### What you are asked to do:
All lines featuring the string "рабочему" are to be listed.

### Recorded data:

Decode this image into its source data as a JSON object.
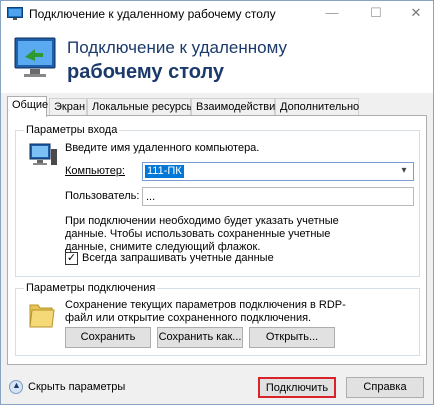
{
  "window": {
    "title": "Подключение к удаленному рабочему столу",
    "icon": "remote-desktop-icon"
  },
  "banner": {
    "line1": "Подключение к удаленному",
    "line2": "рабочему столу"
  },
  "tabs": [
    {
      "label": "Общие",
      "active": true
    },
    {
      "label": "Экран",
      "active": false
    },
    {
      "label": "Локальные ресурсы",
      "active": false
    },
    {
      "label": "Взаимодействие",
      "active": false
    },
    {
      "label": "Дополнительно",
      "active": false
    }
  ],
  "login": {
    "legend": "Параметры входа",
    "prompt": "Введите имя удаленного компьютера.",
    "computer_label": "Компьютер:",
    "computer_value": "111-ПК",
    "user_label": "Пользователь:",
    "user_value": "...",
    "info": "При подключении необходимо будет указать учетные данные. Чтобы использовать сохраненные учетные данные, снимите следующий флажок.",
    "always_ask_label": "Всегда запрашивать учетные данные",
    "always_ask_checked": true
  },
  "connection": {
    "legend": "Параметры подключения",
    "info": "Сохранение текущих параметров подключения в RDP-файл или открытие сохраненного подключения.",
    "save": "Сохранить",
    "save_as": "Сохранить как...",
    "open": "Открыть..."
  },
  "footer": {
    "hide_options": "Скрыть параметры",
    "connect": "Подключить",
    "help": "Справка"
  },
  "colors": {
    "accent": "#1b3a6b",
    "selection": "#0078d7",
    "highlight_border": "#d9232a"
  }
}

### Answer to the problem:
    "title": "Подключение к удаленному рабочему столу",
    "line2": "рабочему столу"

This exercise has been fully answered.